#### THE PROBLEM:
Each line containing the word "Disagree" must be reported.

-- BEGIN SUPPLIED MATERIAL --

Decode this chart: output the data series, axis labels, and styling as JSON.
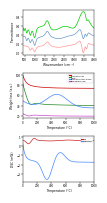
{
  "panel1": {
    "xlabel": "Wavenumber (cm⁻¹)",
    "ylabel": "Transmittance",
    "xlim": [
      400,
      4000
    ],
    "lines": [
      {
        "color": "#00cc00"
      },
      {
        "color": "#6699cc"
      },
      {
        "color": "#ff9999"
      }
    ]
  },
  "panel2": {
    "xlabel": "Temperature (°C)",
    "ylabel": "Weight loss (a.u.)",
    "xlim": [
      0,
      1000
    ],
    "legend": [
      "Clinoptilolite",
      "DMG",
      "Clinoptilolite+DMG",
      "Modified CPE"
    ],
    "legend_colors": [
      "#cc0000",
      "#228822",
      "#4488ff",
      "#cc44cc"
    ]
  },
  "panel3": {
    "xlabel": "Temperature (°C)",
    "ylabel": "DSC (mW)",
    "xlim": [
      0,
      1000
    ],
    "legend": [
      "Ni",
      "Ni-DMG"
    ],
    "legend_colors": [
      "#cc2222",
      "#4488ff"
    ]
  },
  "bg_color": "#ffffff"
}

-- END SUPPLIED MATERIAL --
-- BEGIN SUPPLIED MATERIAL --

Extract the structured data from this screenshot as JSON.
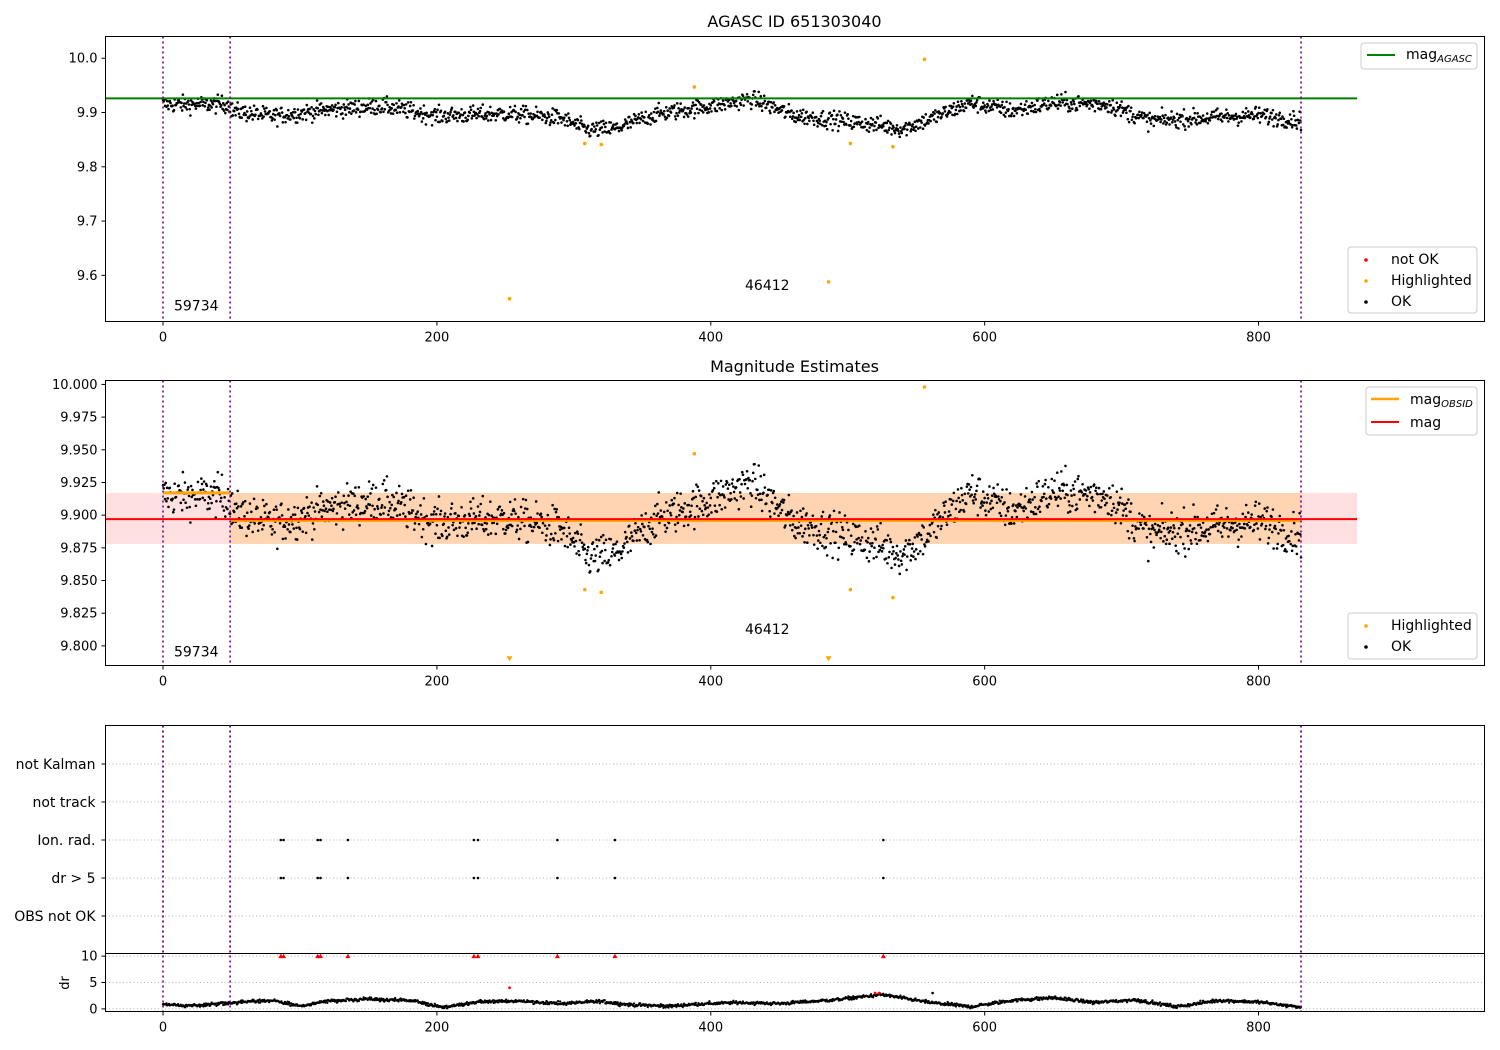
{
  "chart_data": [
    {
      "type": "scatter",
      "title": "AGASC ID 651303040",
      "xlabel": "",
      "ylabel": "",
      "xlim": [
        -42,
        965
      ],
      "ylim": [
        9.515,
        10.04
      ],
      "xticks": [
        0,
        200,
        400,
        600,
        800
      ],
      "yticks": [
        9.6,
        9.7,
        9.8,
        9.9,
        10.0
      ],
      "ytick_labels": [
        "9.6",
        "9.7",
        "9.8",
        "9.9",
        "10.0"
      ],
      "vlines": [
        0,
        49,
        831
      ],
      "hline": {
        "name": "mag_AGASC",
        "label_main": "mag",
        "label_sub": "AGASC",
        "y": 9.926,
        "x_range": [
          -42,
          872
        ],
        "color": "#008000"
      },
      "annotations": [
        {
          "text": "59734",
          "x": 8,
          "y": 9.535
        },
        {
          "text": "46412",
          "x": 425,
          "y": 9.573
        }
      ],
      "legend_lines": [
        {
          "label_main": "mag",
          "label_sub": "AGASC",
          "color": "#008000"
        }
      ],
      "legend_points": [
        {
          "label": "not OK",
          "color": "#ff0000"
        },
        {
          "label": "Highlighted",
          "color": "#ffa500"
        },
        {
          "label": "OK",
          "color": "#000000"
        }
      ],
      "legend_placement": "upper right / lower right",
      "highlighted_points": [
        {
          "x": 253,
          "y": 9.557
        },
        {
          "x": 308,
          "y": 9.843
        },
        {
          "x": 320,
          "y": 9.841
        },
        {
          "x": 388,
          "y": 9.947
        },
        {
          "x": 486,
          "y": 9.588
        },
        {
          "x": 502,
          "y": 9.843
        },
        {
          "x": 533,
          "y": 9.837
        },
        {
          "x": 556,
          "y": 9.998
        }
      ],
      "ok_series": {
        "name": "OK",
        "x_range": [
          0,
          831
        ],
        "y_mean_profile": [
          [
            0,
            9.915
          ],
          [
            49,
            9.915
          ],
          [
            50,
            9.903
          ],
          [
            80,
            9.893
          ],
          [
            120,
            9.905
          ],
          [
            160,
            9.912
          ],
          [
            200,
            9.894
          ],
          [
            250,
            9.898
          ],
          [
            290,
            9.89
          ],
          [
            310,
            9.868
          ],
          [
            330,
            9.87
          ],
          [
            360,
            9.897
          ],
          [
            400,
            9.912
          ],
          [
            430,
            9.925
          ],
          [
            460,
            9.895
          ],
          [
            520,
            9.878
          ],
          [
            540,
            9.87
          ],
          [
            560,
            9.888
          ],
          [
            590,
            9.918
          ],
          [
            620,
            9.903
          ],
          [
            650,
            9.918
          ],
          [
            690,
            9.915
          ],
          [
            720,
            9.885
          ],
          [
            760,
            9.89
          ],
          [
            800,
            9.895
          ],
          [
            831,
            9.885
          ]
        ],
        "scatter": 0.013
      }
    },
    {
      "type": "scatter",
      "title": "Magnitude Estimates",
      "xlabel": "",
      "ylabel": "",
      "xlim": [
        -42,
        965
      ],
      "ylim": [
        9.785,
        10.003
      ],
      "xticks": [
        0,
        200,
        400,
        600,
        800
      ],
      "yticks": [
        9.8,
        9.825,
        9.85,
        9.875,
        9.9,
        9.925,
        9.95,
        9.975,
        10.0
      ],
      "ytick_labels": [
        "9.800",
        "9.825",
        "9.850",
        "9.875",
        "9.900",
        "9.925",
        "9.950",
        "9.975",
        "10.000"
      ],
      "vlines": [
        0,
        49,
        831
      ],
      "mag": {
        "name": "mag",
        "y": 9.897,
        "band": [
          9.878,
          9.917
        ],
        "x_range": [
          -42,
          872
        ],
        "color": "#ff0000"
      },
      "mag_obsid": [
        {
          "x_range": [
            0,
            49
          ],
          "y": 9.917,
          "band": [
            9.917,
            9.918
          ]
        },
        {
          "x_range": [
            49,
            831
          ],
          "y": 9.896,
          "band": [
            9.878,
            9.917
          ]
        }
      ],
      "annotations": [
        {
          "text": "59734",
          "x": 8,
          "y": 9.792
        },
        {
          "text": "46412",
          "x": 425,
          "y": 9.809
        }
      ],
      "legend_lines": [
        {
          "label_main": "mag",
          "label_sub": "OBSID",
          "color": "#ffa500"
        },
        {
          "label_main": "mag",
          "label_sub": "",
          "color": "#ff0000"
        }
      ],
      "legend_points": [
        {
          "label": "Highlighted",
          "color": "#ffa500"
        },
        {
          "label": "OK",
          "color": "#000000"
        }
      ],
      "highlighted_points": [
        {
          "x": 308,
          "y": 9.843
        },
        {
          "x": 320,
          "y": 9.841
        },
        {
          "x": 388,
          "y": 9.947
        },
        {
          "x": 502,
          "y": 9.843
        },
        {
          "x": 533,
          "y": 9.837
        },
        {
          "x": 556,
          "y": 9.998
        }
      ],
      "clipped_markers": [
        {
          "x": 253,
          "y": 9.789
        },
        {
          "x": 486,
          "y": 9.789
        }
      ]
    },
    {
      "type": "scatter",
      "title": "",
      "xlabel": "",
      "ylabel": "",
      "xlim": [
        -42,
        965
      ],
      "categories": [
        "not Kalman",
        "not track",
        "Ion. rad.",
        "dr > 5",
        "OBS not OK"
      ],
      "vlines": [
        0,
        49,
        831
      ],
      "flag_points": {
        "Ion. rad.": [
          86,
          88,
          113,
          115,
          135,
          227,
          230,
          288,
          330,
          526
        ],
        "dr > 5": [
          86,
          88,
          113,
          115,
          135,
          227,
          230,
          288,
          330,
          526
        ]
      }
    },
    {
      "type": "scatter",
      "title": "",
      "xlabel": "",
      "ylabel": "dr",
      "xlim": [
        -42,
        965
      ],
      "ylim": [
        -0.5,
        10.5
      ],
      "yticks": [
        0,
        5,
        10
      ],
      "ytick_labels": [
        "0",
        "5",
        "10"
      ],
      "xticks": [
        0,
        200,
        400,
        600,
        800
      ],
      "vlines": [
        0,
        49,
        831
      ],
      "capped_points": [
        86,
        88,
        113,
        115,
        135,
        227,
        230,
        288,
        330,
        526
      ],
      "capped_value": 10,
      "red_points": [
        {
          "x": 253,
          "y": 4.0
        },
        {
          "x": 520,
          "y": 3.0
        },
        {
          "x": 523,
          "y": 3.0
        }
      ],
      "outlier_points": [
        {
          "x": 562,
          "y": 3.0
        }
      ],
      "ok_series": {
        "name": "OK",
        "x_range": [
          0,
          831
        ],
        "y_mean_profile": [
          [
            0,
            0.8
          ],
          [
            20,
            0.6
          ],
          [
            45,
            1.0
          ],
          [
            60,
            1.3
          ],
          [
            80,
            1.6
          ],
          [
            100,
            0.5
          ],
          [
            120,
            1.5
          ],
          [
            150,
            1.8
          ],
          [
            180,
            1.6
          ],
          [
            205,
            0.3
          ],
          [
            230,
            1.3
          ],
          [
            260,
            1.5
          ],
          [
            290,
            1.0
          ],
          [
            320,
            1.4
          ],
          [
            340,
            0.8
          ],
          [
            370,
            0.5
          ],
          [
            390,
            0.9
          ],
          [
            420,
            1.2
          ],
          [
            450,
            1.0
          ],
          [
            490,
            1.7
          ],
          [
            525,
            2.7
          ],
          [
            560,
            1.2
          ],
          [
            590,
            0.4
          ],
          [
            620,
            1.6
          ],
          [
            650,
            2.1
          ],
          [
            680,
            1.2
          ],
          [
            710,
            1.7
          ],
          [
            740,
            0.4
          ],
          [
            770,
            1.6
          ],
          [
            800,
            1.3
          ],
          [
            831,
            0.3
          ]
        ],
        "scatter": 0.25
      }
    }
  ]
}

-- END SUPPLIED MATERIAL --
-- BEGIN SUPPLIED MATERIAL --

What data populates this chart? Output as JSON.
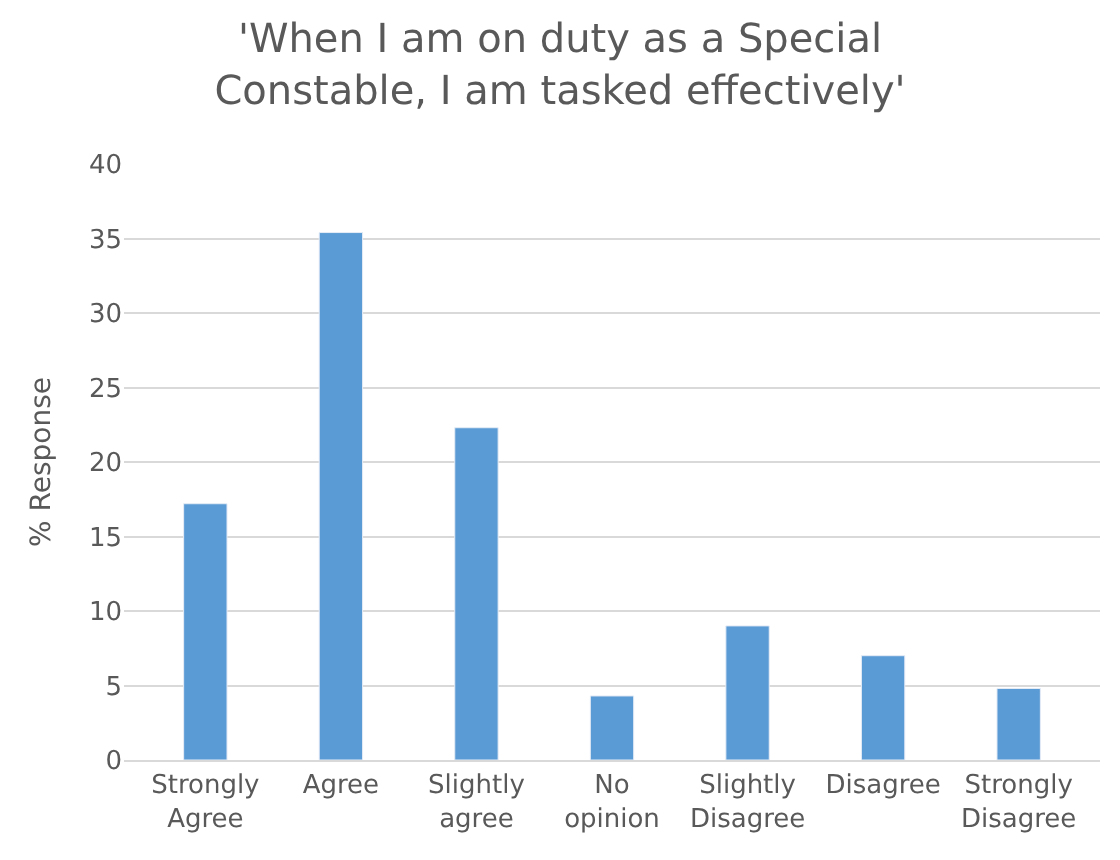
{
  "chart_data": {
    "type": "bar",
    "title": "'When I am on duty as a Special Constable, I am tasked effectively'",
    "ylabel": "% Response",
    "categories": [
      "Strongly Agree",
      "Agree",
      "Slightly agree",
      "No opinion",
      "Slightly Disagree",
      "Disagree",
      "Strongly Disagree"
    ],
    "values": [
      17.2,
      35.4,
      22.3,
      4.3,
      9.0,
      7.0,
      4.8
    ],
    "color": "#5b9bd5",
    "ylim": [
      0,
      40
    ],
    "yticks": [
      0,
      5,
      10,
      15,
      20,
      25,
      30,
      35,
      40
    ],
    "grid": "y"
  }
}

-- END SUPPLIED MATERIAL --

#### COMPLETE RESPONSE:
      "Slightly Disagree",
      "Disagree",
      "Strongly Disagree"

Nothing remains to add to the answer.